The exercise:
Using the entries below, restate word for word only the lines from the one with "Parse this screenshot: output" to the final line, leaving the pictures out.
++++++++++
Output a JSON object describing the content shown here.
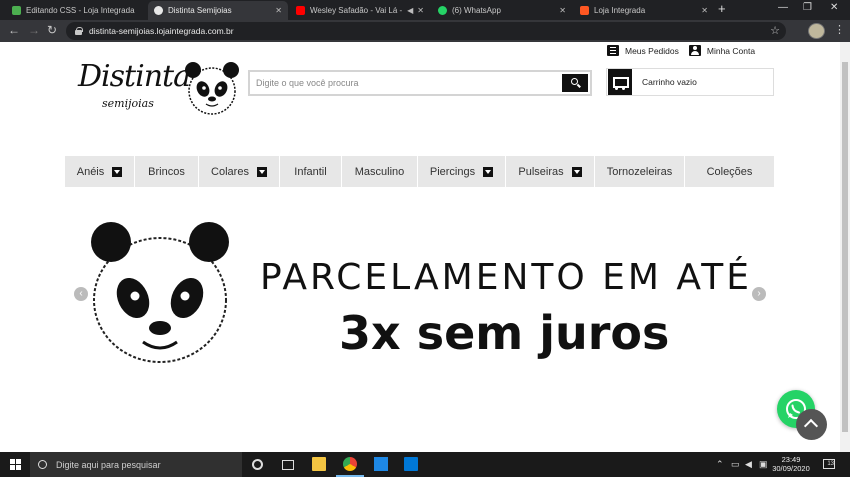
{
  "browser": {
    "tabs": [
      {
        "title": "Editando CSS - Loja Integrada",
        "favicon_color": "#4caf50"
      },
      {
        "title": "Distinta Semijoias",
        "favicon_color": "#e8e8e8"
      },
      {
        "title": "Wesley Safadão - Vai Lá -",
        "favicon_color": "#ff0000"
      },
      {
        "title": "(6) WhatsApp",
        "favicon_color": "#25d366"
      },
      {
        "title": "Loja Integrada",
        "favicon_color": "#ff5722"
      }
    ],
    "url": "distinta-semijoias.lojaintegrada.com.br"
  },
  "site": {
    "top_links": {
      "orders": "Meus Pedidos",
      "account": "Minha Conta"
    },
    "logo": {
      "name": "Distinta",
      "sub": "semijoias"
    },
    "search": {
      "placeholder": "Digite o que você procura"
    },
    "cart": {
      "label": "Carrinho vazio"
    },
    "menu": [
      {
        "label": "Anéis",
        "dropdown": true
      },
      {
        "label": "Brincos",
        "dropdown": false
      },
      {
        "label": "Colares",
        "dropdown": true
      },
      {
        "label": "Infantil",
        "dropdown": false
      },
      {
        "label": "Masculino",
        "dropdown": false
      },
      {
        "label": "Piercings",
        "dropdown": true
      },
      {
        "label": "Pulseiras",
        "dropdown": true
      },
      {
        "label": "Tornozeleiras",
        "dropdown": false
      },
      {
        "label": "Coleções",
        "dropdown": false
      }
    ],
    "banner": {
      "line1": "PARCELAMENTO EM ATÉ",
      "line2": "3x sem juros"
    }
  },
  "taskbar": {
    "search_placeholder": "Digite aqui para pesquisar",
    "time": "23:49",
    "date": "30/09/2020",
    "notifications": "13"
  }
}
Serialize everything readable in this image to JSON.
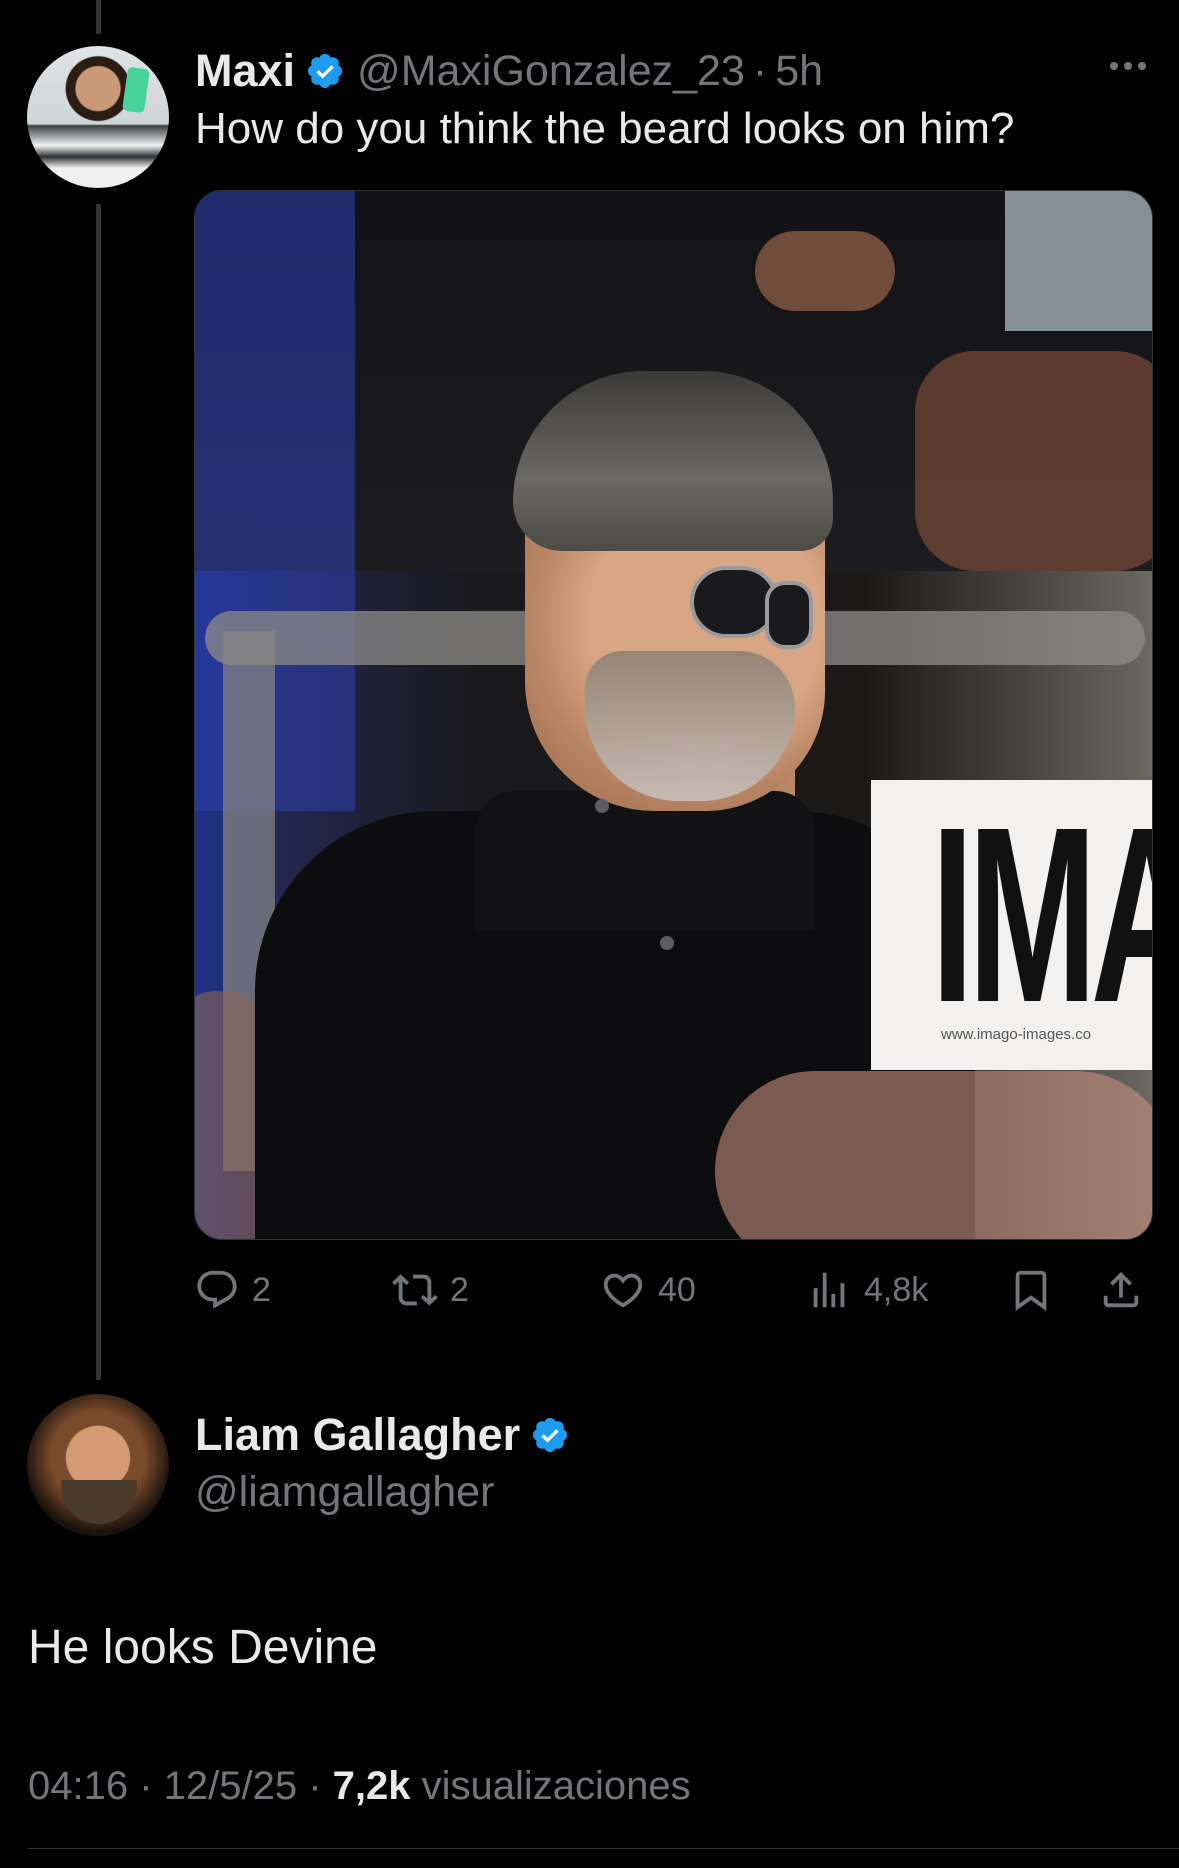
{
  "original_tweet": {
    "display_name": "Maxi",
    "handle": "@MaxiGonzalez_23",
    "separator": "·",
    "age": "5h",
    "text": "How do you think the beard looks on him?",
    "media": {
      "watermark_logo": "IMA",
      "watermark_url": "www.imago-images.co"
    },
    "actions": {
      "reply_count": "2",
      "retweet_count": "2",
      "like_count": "40",
      "views_count": "4,8k"
    }
  },
  "reply_tweet": {
    "display_name": "Liam Gallagher",
    "handle": "@liamgallagher",
    "text": "He looks Devine",
    "meta": {
      "time": "04:16",
      "sep1": " · ",
      "date": "12/5/25",
      "sep2": " · ",
      "views": "7,2k",
      "views_label": " visualizaciones"
    }
  },
  "colors": {
    "background": "#000000",
    "primary_text": "#e7e9ea",
    "secondary_text": "#71767b",
    "verified_blue": "#1d9bf0"
  },
  "icons": [
    "more-icon",
    "verified-icon",
    "reply-icon",
    "retweet-icon",
    "like-icon",
    "views-icon",
    "bookmark-icon",
    "share-icon"
  ]
}
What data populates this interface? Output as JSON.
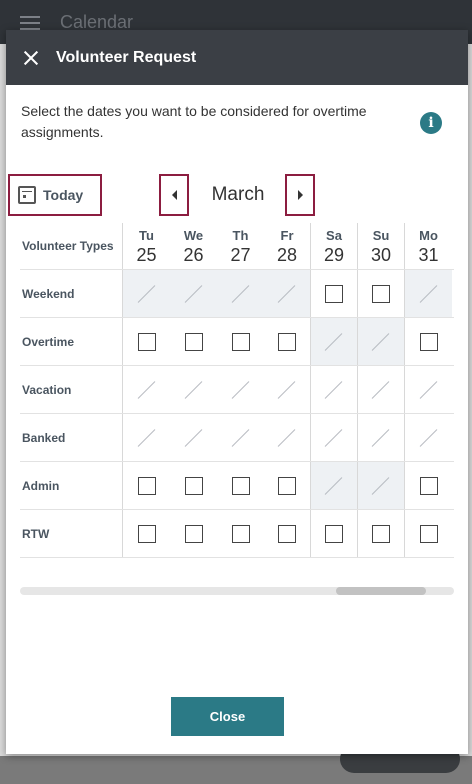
{
  "app": {
    "title": "Calendar"
  },
  "modal": {
    "title": "Volunteer Request",
    "instructions": "Select the dates you want to be considered for overtime assignments.",
    "info_icon": "i",
    "today_label": "Today",
    "month": "March",
    "close_label": "Close"
  },
  "grid": {
    "header_label": "Volunteer Types",
    "days": [
      {
        "dow": "Tu",
        "num": "25"
      },
      {
        "dow": "We",
        "num": "26"
      },
      {
        "dow": "Th",
        "num": "27"
      },
      {
        "dow": "Fr",
        "num": "28"
      },
      {
        "dow": "Sa",
        "num": "29"
      },
      {
        "dow": "Su",
        "num": "30"
      },
      {
        "dow": "Mo",
        "num": "31"
      }
    ],
    "rows": [
      {
        "label": "Weekend",
        "cells": [
          "x",
          "x",
          "x",
          "x",
          "c",
          "c",
          "x"
        ]
      },
      {
        "label": "Overtime",
        "cells": [
          "c",
          "c",
          "c",
          "c",
          "x",
          "x",
          "c"
        ]
      },
      {
        "label": "Vacation",
        "cells": [
          "x",
          "x",
          "x",
          "x",
          "x",
          "x",
          "x"
        ]
      },
      {
        "label": "Banked",
        "cells": [
          "x",
          "x",
          "x",
          "x",
          "x",
          "x",
          "x"
        ]
      },
      {
        "label": "Admin",
        "cells": [
          "c",
          "c",
          "c",
          "c",
          "x",
          "x",
          "c"
        ]
      },
      {
        "label": "RTW",
        "cells": [
          "c",
          "c",
          "c",
          "c",
          "c",
          "c",
          "c"
        ]
      }
    ]
  },
  "colors": {
    "accent": "#2b7a86",
    "focus_border": "#8c1d40",
    "header_bg": "#3b3f45"
  }
}
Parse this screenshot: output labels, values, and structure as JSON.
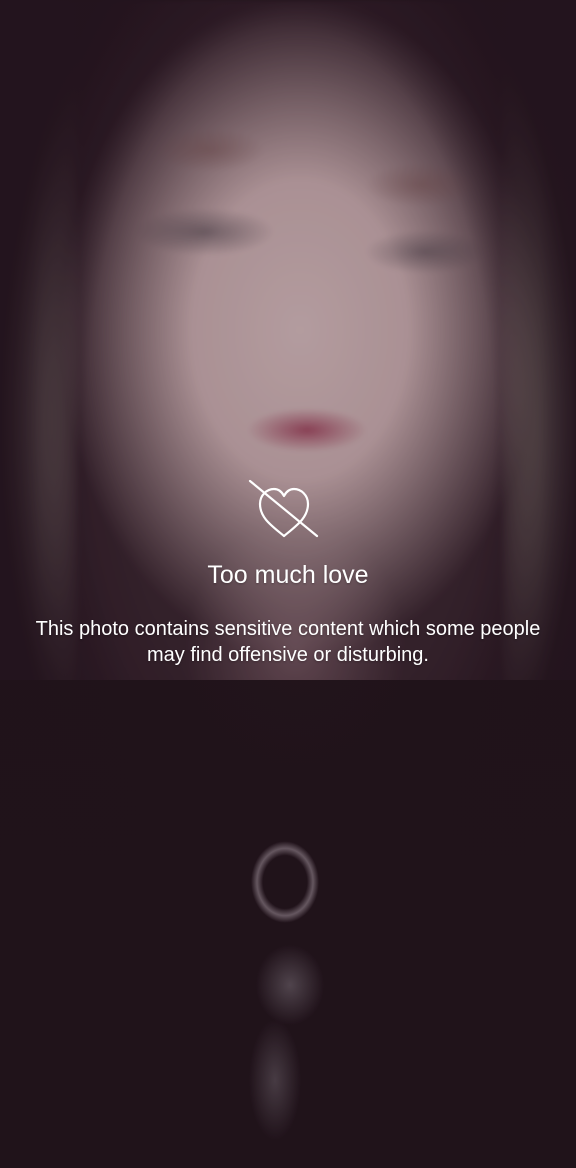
{
  "warning": {
    "icon": "heart-slash-icon",
    "title": "Too much love",
    "message": "This photo contains sensitive content which some people may find offensive or disturbing."
  },
  "colors": {
    "text": "#ffffff",
    "lips": "#a0465f",
    "background_dark": "#23151d"
  }
}
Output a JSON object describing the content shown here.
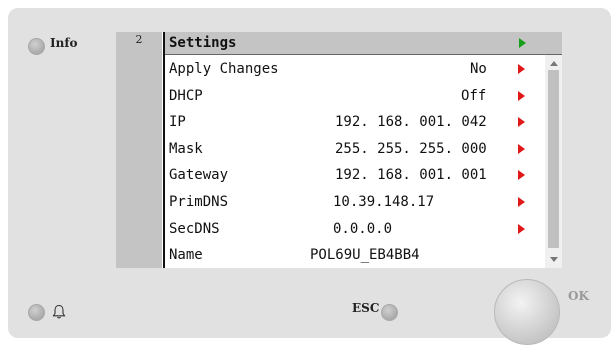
{
  "hardware": {
    "info_label": "Info",
    "esc_label": "ESC",
    "ok_label": "OK",
    "bell_icon": "bell-icon"
  },
  "screen": {
    "page_number": "2",
    "title": "Settings",
    "rows": [
      {
        "label": "Apply Changes",
        "value": "No"
      },
      {
        "label": "DHCP",
        "value": "Off"
      },
      {
        "label": "IP",
        "value": "192. 168. 001. 042"
      },
      {
        "label": "Mask",
        "value": "255. 255. 255. 000"
      },
      {
        "label": "Gateway",
        "value": "192. 168. 001. 001"
      },
      {
        "label": "PrimDNS",
        "value": "10.39.148.17"
      },
      {
        "label": "SecDNS",
        "value": "0.0.0.0"
      },
      {
        "label": "Name",
        "value": "POL69U_EB4BB4"
      }
    ]
  },
  "colors": {
    "edit_arrow": "#e01818",
    "title_arrow": "#16a01a",
    "panel": "#e1e1e1",
    "screen_header": "#c4c4c4"
  }
}
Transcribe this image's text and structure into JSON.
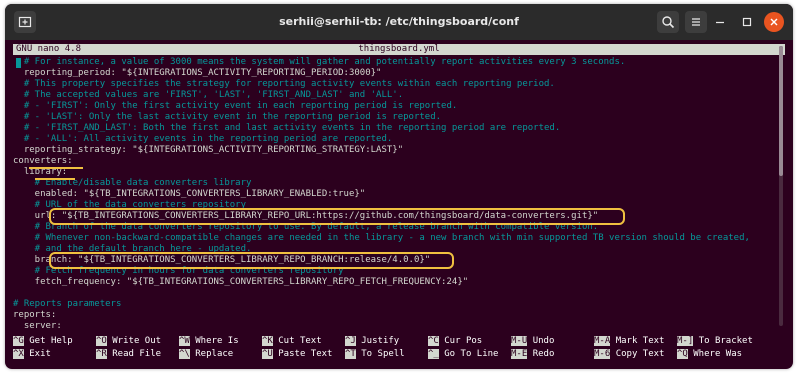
++++++++++
Finished answer:
Parse this screenshot: output labels, values, and structure as JSON.
{
  "warning": {
    "icon": "heart-slash-icon",
    "title": "Too much love",
    "message": "This photo contains sensitive content which some people may find offensive or disturbing."
  },
  "colors": {
    "text": "#ffffff",
    "lips": "#a0465f",
    "background_dark": "#23151d"
  }
}
Output a JSON object describing the content shown here.
{
  "hardware": {
    "info_label": "Info",
    "esc_label": "ESC",
    "ok_label": "OK",
    "bell_icon": "bell-icon"
  },
  "screen": {
    "page_number": "2",
    "title": "Settings",
    "rows": [
      {
        "label": "Apply Changes",
        "value": "No"
      },
      {
        "label": "DHCP",
        "value": "Off"
      },
      {
        "label": "IP",
        "value": "192. 168. 001. 042"
      },
      {
        "label": "Mask",
        "value": "255. 255. 255. 000"
      },
      {
        "label": "Gateway",
        "value": "192. 168. 001. 001"
      },
      {
        "label": "PrimDNS",
        "value": "10.39.148.17"
      },
      {
        "label": "SecDNS",
        "value": "0.0.0.0"
      },
      {
        "label": "Name",
        "value": "POL69U_EB4BB4"
      }
    ]
  },
  "colors": {
    "edit_arrow": "#e01818",
    "title_arrow": "#16a01a",
    "panel": "#e1e1e1",
    "screen_header": "#c4c4c4"
  }
}
Transcribe this image's text and structure into JSON.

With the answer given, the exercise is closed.